── INFORMATION GIVEN ──

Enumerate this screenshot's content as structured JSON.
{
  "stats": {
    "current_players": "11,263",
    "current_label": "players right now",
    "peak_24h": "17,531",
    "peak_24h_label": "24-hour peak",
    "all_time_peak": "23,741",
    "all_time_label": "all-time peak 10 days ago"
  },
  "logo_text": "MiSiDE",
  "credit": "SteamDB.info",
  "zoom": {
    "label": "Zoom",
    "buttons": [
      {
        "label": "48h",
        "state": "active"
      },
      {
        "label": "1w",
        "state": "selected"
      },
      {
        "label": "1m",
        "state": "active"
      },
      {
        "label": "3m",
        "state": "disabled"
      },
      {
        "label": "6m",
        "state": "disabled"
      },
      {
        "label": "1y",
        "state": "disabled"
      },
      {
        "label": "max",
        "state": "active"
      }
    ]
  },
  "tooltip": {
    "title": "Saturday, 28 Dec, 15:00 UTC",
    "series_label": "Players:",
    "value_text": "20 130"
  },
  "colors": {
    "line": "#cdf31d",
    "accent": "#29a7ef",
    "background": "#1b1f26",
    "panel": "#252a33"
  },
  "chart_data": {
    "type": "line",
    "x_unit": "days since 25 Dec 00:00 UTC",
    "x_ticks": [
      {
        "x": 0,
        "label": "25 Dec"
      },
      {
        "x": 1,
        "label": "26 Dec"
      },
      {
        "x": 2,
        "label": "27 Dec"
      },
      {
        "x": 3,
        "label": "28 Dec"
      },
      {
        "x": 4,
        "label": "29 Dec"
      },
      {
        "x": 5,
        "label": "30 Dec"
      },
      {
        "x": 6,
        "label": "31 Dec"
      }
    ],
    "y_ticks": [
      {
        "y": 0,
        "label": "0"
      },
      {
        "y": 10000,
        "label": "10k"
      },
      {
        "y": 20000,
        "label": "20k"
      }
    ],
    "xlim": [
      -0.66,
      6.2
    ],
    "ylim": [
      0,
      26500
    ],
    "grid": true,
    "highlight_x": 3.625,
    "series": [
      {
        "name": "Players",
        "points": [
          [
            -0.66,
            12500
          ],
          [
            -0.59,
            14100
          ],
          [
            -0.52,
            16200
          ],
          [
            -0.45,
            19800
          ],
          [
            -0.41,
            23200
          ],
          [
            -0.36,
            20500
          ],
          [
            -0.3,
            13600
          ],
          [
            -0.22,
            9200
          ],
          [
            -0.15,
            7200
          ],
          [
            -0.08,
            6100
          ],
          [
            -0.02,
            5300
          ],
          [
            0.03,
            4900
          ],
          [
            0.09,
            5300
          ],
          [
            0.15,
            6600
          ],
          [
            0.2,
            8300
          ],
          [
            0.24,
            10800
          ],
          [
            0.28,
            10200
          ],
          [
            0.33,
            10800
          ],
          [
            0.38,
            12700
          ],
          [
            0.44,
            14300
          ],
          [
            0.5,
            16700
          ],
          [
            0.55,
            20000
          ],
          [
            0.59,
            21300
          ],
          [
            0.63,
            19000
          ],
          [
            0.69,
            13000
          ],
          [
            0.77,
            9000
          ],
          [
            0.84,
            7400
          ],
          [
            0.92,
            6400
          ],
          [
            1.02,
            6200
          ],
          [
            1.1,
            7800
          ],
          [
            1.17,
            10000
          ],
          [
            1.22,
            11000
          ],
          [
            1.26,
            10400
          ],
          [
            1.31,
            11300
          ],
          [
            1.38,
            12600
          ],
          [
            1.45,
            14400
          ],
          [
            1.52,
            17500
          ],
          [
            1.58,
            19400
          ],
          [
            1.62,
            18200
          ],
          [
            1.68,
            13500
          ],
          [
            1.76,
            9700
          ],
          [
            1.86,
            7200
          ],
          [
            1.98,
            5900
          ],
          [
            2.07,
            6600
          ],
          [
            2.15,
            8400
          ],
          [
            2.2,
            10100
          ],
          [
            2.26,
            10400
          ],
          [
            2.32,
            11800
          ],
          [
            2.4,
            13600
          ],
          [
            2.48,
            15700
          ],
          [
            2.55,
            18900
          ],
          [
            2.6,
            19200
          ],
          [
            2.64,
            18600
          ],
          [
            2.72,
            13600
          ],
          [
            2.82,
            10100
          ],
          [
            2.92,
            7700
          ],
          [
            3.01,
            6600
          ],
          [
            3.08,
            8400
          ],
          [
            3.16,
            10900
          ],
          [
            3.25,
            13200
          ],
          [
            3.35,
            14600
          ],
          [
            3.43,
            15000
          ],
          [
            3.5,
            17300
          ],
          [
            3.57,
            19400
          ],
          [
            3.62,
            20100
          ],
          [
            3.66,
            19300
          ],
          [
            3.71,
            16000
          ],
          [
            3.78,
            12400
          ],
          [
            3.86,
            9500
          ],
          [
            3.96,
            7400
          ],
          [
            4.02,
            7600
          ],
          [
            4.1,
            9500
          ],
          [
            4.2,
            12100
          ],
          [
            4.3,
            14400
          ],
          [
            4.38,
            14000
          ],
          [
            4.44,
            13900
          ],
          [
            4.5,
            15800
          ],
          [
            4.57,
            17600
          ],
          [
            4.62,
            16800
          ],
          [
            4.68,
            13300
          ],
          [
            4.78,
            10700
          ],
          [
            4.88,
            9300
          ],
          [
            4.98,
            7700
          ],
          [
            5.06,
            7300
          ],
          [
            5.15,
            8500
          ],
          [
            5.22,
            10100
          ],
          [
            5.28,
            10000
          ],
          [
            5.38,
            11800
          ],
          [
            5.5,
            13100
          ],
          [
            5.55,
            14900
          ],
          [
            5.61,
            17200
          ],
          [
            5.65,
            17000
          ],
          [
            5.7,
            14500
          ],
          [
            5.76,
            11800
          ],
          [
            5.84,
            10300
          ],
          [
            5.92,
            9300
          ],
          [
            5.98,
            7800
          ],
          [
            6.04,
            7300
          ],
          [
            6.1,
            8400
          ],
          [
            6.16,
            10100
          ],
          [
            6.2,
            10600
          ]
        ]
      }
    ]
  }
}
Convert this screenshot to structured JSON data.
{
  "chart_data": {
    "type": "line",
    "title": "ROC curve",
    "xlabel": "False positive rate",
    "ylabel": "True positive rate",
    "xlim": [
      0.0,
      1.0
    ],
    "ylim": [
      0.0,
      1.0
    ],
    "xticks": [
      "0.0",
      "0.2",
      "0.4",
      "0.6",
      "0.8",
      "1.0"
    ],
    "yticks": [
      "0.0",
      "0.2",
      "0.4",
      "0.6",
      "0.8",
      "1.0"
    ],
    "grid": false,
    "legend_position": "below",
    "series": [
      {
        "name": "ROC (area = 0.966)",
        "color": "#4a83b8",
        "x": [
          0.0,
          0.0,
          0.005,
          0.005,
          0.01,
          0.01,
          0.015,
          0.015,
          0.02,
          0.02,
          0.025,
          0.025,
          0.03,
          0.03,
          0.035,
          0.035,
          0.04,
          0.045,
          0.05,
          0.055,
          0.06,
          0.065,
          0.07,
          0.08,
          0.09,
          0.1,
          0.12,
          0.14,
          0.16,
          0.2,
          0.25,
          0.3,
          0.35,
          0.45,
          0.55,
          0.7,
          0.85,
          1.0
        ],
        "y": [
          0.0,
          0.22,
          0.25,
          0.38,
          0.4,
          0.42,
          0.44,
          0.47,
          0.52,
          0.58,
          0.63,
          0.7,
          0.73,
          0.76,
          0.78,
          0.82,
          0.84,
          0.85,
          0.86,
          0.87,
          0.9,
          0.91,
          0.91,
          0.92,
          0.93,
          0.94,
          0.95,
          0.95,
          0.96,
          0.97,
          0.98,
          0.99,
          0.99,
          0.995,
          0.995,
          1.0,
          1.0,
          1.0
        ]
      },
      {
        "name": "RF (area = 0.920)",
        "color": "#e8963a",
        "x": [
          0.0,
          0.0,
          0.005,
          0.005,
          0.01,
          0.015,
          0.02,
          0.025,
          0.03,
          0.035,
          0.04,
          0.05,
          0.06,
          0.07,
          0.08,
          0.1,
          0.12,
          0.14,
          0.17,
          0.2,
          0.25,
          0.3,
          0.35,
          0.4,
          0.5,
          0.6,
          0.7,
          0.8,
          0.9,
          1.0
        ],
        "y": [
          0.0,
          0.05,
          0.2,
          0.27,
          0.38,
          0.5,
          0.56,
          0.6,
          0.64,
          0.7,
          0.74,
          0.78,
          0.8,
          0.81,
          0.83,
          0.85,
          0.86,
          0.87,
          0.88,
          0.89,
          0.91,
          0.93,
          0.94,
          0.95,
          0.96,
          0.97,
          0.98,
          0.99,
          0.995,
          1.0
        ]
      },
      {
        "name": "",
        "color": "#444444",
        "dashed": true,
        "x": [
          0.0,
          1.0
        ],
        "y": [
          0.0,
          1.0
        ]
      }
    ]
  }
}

───

[WHAT THIS TASK INVOLVES] Find the lines above that contain the word "positive" and collect them.

[RESPONSE]
    "xlabel": "False positive rate",
    "ylabel": "True positive rate",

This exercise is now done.